**EXERCISE DETAILS**
From the listing below, select every line where the word "kind" appears.

**TASK INPUT**
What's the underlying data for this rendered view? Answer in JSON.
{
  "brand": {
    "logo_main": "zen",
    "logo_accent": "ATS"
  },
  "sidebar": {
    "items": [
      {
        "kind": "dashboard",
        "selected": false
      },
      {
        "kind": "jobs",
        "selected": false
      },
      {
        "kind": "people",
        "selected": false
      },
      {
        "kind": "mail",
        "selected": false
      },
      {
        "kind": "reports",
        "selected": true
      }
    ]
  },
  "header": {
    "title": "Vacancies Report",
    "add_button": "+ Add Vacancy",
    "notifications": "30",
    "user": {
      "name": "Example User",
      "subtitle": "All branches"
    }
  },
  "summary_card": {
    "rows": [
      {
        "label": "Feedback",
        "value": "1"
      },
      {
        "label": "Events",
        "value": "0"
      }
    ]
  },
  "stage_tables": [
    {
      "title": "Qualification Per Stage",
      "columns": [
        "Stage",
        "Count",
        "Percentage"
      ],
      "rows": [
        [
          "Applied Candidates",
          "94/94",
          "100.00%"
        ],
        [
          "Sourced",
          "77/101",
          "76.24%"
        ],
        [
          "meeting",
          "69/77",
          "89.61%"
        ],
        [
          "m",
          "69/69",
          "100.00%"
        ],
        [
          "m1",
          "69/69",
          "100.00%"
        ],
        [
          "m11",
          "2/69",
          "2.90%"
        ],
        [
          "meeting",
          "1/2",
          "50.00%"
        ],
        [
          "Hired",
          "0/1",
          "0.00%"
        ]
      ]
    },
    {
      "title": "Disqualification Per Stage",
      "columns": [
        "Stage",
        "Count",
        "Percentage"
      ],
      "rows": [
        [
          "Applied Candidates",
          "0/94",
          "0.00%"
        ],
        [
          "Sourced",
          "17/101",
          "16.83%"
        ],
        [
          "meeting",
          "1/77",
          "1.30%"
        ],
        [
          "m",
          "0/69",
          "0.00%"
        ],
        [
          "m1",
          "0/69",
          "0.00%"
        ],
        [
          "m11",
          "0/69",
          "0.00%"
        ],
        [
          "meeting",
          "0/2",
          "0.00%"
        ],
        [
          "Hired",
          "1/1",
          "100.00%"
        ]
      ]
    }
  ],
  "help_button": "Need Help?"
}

**SOLUTION TO THIS TASK**
        "kind": "dashboard",
        "kind": "jobs",
        "kind": "people",
        "kind": "mail",
        "kind": "reports",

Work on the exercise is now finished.